**Given data:**

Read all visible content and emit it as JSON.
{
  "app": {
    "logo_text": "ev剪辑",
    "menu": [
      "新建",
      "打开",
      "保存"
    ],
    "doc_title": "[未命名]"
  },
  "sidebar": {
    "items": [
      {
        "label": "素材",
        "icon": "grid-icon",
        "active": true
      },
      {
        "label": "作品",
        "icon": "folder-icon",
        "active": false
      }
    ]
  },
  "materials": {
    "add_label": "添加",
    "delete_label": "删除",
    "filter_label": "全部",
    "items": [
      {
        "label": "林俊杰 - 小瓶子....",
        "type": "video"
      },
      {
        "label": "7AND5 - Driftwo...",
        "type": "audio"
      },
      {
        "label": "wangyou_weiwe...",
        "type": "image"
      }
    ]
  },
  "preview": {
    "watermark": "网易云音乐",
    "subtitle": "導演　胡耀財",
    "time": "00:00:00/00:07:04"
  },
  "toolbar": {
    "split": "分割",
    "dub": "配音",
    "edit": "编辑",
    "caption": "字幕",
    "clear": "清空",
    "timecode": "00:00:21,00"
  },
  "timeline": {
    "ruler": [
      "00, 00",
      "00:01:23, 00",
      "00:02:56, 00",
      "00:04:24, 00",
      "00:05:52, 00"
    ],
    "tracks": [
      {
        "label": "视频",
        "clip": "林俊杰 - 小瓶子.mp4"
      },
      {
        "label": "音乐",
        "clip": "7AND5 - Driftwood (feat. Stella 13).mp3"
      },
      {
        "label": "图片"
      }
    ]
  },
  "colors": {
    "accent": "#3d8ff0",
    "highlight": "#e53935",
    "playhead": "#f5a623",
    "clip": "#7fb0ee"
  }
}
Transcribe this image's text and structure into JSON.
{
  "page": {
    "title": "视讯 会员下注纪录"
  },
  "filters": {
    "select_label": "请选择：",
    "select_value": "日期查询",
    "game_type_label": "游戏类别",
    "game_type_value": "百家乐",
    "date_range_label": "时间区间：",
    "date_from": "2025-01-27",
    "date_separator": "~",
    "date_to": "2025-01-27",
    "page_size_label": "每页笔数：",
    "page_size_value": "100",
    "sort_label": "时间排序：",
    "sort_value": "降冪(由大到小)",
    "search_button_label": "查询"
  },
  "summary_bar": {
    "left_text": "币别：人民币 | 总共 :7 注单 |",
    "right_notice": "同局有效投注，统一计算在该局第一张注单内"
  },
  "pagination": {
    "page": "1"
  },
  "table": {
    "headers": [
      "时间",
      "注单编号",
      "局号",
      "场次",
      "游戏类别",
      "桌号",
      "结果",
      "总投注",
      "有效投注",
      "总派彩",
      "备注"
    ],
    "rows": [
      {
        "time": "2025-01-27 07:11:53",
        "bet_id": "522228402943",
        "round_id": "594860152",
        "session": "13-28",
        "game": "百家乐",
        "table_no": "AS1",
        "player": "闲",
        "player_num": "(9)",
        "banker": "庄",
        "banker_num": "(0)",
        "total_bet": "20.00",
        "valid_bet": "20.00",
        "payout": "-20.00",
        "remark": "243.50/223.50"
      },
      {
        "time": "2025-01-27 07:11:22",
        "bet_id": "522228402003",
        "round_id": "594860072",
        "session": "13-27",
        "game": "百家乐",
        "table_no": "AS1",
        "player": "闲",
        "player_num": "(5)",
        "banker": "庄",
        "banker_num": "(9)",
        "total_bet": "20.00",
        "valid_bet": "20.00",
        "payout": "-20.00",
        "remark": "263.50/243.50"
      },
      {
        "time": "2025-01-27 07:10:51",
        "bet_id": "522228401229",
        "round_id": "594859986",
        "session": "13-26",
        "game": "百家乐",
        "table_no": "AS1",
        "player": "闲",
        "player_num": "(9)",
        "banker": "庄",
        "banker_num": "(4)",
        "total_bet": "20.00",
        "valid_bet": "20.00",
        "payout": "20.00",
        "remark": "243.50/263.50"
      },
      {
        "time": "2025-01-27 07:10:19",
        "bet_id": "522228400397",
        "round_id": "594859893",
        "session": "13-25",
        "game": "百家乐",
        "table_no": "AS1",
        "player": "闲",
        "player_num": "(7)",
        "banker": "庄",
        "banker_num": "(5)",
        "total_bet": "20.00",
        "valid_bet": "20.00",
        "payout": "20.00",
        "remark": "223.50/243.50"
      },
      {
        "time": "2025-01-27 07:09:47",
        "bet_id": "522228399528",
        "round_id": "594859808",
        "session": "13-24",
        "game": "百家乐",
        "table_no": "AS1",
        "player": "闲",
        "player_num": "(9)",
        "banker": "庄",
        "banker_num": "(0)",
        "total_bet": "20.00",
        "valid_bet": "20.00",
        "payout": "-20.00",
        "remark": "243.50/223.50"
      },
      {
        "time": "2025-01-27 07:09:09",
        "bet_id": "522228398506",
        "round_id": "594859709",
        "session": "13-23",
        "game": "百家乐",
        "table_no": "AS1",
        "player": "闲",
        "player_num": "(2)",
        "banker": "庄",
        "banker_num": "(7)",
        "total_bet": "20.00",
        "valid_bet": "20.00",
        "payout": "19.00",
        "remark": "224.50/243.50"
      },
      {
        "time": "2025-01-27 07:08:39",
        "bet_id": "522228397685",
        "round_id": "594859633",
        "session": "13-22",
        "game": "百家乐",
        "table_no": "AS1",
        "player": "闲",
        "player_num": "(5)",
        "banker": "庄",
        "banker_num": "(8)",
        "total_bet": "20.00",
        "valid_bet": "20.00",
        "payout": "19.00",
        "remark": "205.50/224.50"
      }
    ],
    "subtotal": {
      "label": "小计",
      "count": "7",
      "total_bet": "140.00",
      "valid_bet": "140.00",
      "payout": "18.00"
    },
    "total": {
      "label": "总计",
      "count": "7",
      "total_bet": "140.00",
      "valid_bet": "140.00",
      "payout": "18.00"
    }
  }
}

**Request:** Find the lines above holding the word "session" and show them.

**The answer:**
        "session": "13-28",
        "session": "13-27",
        "session": "13-26",
        "session": "13-25",
        "session": "13-24",
        "session": "13-23",
        "session": "13-22",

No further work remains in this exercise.